• THE INPUT:

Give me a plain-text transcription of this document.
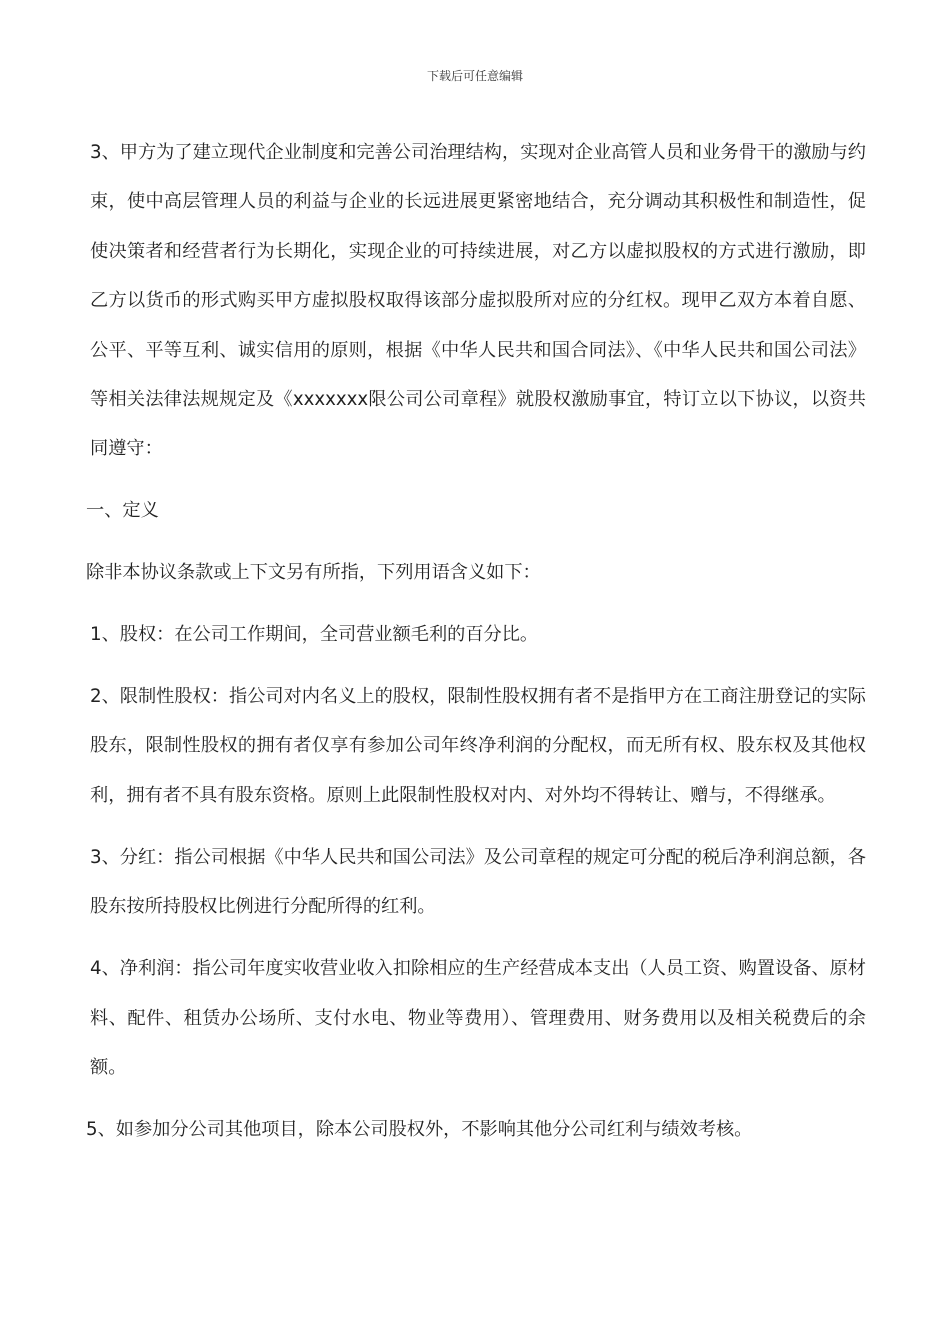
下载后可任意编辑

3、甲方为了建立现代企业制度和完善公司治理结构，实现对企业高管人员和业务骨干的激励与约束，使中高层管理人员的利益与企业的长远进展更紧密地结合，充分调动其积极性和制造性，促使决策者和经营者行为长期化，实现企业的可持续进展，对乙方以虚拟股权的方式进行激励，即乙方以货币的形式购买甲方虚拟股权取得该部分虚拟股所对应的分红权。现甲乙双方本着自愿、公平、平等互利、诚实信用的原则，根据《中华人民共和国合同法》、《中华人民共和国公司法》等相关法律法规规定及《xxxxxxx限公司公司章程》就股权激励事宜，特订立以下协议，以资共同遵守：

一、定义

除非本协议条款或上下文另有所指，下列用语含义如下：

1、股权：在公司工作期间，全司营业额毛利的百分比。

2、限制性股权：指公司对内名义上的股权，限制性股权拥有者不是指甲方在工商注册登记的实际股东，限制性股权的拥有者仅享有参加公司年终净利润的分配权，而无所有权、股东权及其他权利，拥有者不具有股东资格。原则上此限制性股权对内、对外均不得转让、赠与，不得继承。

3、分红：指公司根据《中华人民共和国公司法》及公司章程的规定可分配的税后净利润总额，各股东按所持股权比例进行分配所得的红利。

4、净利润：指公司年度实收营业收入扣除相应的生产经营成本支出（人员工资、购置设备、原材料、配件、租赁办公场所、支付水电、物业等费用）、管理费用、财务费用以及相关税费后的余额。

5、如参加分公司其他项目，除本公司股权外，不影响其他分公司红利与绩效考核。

• TO BE DONE: Identify every line above that includes the word "中华人民共和国公司法", and show those lines.

• ANSWER FOR THE TASK:
3、甲方为了建立现代企业制度和完善公司治理结构，实现对企业高管人员和业务骨干的激励与约束，使中高层管理人员的利益与企业的长远进展更紧密地结合，充分调动其积极性和制造性，促使决策者和经营者行为长期化，实现企业的可持续进展，对乙方以虚拟股权的方式进行激励，即乙方以货币的形式购买甲方虚拟股权取得该部分虚拟股所对应的分红权。现甲乙双方本着自愿、公平、平等互利、诚实信用的原则，根据《中华人民共和国合同法》、《中华人民共和国公司法》等相关法律法规规定及《xxxxxxx限公司公司章程》就股权激励事宜，特订立以下协议，以资共同遵守：
3、分红：指公司根据《中华人民共和国公司法》及公司章程的规定可分配的税后净利润总额，各股东按所持股权比例进行分配所得的红利。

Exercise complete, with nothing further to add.